**Data excerpts**.
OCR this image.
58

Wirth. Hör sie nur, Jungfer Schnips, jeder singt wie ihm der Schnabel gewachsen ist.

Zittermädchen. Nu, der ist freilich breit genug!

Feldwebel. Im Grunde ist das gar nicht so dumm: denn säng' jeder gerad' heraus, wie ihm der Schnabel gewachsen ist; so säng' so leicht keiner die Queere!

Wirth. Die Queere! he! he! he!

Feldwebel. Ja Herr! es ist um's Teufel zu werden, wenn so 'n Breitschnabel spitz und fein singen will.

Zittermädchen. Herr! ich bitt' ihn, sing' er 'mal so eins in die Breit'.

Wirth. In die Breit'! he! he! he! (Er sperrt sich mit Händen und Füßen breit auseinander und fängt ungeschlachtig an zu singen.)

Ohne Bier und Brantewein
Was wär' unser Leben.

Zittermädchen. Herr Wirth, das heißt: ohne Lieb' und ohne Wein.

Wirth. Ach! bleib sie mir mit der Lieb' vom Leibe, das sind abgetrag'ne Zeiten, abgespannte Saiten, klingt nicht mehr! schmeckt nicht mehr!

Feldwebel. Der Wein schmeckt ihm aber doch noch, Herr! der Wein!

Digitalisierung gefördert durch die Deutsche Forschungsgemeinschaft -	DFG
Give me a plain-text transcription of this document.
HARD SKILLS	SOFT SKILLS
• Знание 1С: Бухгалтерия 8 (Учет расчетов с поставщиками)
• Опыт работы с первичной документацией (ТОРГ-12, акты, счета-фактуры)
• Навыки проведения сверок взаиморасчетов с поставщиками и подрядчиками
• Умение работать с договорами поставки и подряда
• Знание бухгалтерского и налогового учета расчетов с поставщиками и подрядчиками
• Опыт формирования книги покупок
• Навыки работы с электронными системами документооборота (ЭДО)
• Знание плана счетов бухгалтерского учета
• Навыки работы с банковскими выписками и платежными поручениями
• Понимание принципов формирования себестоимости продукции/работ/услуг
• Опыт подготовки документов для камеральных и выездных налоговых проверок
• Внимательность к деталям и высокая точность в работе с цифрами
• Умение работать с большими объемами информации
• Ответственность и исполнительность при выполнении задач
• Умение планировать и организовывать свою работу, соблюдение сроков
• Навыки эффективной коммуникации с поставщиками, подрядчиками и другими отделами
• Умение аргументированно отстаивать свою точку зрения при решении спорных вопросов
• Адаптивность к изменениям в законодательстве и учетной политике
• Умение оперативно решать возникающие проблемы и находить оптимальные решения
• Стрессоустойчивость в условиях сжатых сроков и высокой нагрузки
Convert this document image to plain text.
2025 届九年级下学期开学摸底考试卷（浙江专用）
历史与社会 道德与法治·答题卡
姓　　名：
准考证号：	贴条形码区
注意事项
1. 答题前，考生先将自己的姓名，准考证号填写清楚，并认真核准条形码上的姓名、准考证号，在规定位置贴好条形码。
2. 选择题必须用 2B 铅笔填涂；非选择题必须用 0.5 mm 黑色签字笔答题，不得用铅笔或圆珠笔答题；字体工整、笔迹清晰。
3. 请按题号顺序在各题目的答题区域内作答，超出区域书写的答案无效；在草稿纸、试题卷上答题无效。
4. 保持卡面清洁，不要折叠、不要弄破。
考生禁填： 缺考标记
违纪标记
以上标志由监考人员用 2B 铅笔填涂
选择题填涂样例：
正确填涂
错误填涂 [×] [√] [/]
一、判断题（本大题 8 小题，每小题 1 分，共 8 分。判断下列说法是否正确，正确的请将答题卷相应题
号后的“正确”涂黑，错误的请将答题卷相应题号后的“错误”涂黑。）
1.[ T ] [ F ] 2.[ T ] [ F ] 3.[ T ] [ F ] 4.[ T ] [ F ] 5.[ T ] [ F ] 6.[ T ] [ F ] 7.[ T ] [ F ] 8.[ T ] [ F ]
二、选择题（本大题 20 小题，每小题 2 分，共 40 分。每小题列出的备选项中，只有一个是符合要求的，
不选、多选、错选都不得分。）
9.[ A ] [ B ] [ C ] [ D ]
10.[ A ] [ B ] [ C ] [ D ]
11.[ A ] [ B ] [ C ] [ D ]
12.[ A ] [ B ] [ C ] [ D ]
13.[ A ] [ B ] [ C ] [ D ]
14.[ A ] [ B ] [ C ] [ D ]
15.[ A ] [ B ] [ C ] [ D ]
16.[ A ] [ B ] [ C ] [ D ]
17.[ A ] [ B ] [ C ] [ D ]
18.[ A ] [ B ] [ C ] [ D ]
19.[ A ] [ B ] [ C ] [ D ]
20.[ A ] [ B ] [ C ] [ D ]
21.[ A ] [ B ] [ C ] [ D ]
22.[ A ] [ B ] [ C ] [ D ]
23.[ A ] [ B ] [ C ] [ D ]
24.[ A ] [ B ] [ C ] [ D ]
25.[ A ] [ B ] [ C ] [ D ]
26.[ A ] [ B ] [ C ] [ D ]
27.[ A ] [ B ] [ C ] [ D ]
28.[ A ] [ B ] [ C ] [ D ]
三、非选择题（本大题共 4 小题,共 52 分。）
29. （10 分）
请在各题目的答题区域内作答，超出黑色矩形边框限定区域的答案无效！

**WORK REQUIRED**. Return the lines above exactly, keeping every word.

**EXERCISE OUTPUT**.
OCR this image.
58

Wirth. Hör sie nur, Jungfer Schnips, jeder singt wie ihm der Schnabel gewachsen ist.

Zittermädchen. Nu, der ist freilich breit genug!

Feldwebel. Im Grunde ist das gar nicht so dumm: denn säng' jeder gerad' heraus, wie ihm der Schnabel gewachsen ist; so säng' so leicht keiner die Queere!

Wirth. Die Queere! he! he! he!

Feldwebel. Ja Herr! es ist um's Teufel zu werden, wenn so 'n Breitschnabel spitz und fein singen will.

Zittermädchen. Herr! ich bitt' ihn, sing' er 'mal so eins in die Breit'.

Wirth. In die Breit'! he! he! he! (Er sperrt sich mit Händen und Füßen breit auseinander und fängt ungeschlachtig an zu singen.)

Ohne Bier und Brantewein
Was wär' unser Leben.

Zittermädchen. Herr Wirth, das heißt: ohne Lieb' und ohne Wein.

Wirth. Ach! bleib sie mir mit der Lieb' vom Leibe, das sind abgetrag'ne Zeiten, abgespannte Saiten, klingt nicht mehr! schmeckt nicht mehr!

Feldwebel. Der Wein schmeckt ihm aber doch noch, Herr! der Wein!

Digitalisierung gefördert durch die Deutsche Forschungsgemeinschaft -	DFG
Give me a plain-text transcription of this document.
HARD SKILLS	SOFT SKILLS
• Знание 1С: Бухгалтерия 8 (Учет расчетов с поставщиками)
• Опыт работы с первичной документацией (ТОРГ-12, акты, счета-фактуры)
• Навыки проведения сверок взаиморасчетов с поставщиками и подрядчиками
• Умение работать с договорами поставки и подряда
• Знание бухгалтерского и налогового учета расчетов с поставщиками и подрядчиками
• Опыт формирования книги покупок
• Навыки работы с электронными системами документооборота (ЭДО)
• Знание плана счетов бухгалтерского учета
• Навыки работы с банковскими выписками и платежными поручениями
• Понимание принципов формирования себестоимости продукции/работ/услуг
• Опыт подготовки документов для камеральных и выездных налоговых проверок
• Внимательность к деталям и высокая точность в работе с цифрами
• Умение работать с большими объемами информации
• Ответственность и исполнительность при выполнении задач
• Умение планировать и организовывать свою работу, соблюдение сроков
• Навыки эффективной коммуникации с поставщиками, подрядчиками и другими отделами
• Умение аргументированно отстаивать свою точку зрения при решении спорных вопросов
• Адаптивность к изменениям в законодательстве и учетной политике
• Умение оперативно решать возникающие проблемы и находить оптимальные решения
• Стрессоустойчивость в условиях сжатых сроков и высокой нагрузки
Convert this document image to plain text.
2025 届九年级下学期开学摸底考试卷（浙江专用）
历史与社会 道德与法治·答题卡
姓　　名：
准考证号：	贴条形码区
注意事项
1. 答题前，考生先将自己的姓名，准考证号填写清楚，并认真核准条形码上的姓名、准考证号，在规定位置贴好条形码。
2. 选择题必须用 2B 铅笔填涂；非选择题必须用 0.5 mm 黑色签字笔答题，不得用铅笔或圆珠笔答题；字体工整、笔迹清晰。
3. 请按题号顺序在各题目的答题区域内作答，超出区域书写的答案无效；在草稿纸、试题卷上答题无效。
4. 保持卡面清洁，不要折叠、不要弄破。
考生禁填： 缺考标记
违纪标记
以上标志由监考人员用 2B 铅笔填涂
选择题填涂样例：
正确填涂
错误填涂 [×] [√] [/]
一、判断题（本大题 8 小题，每小题 1 分，共 8 分。判断下列说法是否正确，正确的请将答题卷相应题
号后的“正确”涂黑，错误的请将答题卷相应题号后的“错误”涂黑。）
1.[ T ] [ F ] 2.[ T ] [ F ] 3.[ T ] [ F ] 4.[ T ] [ F ] 5.[ T ] [ F ] 6.[ T ] [ F ] 7.[ T ] [ F ] 8.[ T ] [ F ]
二、选择题（本大题 20 小题，每小题 2 分，共 40 分。每小题列出的备选项中，只有一个是符合要求的，
不选、多选、错选都不得分。）
9.[ A ] [ B ] [ C ] [ D ]
10.[ A ] [ B ] [ C ] [ D ]
11.[ A ] [ B ] [ C ] [ D ]
12.[ A ] [ B ] [ C ] [ D ]
13.[ A ] [ B ] [ C ] [ D ]
14.[ A ] [ B ] [ C ] [ D ]
15.[ A ] [ B ] [ C ] [ D ]
16.[ A ] [ B ] [ C ] [ D ]
17.[ A ] [ B ] [ C ] [ D ]
18.[ A ] [ B ] [ C ] [ D ]
19.[ A ] [ B ] [ C ] [ D ]
20.[ A ] [ B ] [ C ] [ D ]
21.[ A ] [ B ] [ C ] [ D ]
22.[ A ] [ B ] [ C ] [ D ]
23.[ A ] [ B ] [ C ] [ D ]
24.[ A ] [ B ] [ C ] [ D ]
25.[ A ] [ B ] [ C ] [ D ]
26.[ A ] [ B ] [ C ] [ D ]
27.[ A ] [ B ] [ C ] [ D ]
28.[ A ] [ B ] [ C ] [ D ]
三、非选择题（本大题共 4 小题,共 52 分。）
29. （10 分）
请在各题目的答题区域内作答，超出黑色矩形边框限定区域的答案无效！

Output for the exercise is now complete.